Extracted data entries

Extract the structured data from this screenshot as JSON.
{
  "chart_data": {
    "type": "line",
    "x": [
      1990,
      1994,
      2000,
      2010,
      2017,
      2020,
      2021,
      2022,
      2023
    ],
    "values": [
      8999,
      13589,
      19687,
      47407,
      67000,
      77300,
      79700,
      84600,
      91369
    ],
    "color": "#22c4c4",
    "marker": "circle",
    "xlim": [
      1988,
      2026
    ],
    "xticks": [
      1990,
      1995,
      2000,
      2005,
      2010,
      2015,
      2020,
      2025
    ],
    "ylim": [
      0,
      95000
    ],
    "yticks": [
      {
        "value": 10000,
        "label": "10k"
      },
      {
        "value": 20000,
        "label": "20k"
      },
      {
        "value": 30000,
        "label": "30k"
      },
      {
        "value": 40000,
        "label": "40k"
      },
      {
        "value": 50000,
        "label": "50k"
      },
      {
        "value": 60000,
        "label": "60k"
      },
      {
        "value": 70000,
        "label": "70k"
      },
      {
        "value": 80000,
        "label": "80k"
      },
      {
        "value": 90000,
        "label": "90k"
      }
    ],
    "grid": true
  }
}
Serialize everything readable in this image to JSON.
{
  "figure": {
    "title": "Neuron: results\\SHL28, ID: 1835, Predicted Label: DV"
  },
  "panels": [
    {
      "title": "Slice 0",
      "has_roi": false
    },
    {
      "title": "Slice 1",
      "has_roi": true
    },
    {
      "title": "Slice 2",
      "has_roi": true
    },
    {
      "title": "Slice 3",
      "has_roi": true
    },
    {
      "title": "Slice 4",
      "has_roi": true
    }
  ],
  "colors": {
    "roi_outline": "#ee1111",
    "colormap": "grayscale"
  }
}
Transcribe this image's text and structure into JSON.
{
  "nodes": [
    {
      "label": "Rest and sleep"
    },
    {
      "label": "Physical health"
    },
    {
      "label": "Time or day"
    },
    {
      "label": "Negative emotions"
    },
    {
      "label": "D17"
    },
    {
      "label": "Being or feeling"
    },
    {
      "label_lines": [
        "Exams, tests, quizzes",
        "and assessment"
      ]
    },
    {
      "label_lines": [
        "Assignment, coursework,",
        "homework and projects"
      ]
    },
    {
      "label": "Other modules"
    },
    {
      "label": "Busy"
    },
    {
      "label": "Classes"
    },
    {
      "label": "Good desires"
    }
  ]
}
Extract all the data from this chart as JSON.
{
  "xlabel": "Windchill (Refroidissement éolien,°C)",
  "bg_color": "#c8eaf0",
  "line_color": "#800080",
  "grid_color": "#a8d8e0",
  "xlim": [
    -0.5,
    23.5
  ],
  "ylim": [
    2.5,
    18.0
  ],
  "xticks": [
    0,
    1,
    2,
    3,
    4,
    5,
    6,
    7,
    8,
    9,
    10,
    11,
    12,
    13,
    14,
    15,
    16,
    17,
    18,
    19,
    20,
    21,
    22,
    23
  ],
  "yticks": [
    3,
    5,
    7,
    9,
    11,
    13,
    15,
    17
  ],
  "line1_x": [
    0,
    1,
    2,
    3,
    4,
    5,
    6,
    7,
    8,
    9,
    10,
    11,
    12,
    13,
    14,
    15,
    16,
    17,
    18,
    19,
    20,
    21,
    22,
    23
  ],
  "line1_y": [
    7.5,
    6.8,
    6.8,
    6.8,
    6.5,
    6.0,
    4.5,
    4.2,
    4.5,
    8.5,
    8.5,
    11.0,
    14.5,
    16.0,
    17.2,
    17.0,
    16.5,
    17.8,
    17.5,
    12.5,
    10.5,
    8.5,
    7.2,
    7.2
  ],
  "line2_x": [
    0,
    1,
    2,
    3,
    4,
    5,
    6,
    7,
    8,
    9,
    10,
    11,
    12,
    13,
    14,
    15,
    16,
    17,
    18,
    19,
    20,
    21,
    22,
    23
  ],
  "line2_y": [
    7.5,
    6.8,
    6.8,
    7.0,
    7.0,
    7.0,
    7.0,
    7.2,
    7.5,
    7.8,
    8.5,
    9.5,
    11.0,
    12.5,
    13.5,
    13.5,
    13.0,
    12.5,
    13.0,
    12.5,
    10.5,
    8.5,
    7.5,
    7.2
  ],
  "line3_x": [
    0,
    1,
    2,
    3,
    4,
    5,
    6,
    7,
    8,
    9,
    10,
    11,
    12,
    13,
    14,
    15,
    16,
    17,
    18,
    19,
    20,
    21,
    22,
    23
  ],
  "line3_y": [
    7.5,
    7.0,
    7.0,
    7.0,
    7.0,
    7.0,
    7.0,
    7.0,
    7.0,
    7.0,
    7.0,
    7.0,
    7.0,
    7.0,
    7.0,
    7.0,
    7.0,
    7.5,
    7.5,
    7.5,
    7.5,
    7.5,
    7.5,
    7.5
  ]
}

● Exercise directions
Read the lines above. Gather those in which the string "JSON" is found.

● Result for this exercise
Extract the structured data from this screenshot as JSON.
Serialize everything readable in this image to JSON.
Transcribe this image's text and structure into JSON.
Extract all the data from this chart as JSON.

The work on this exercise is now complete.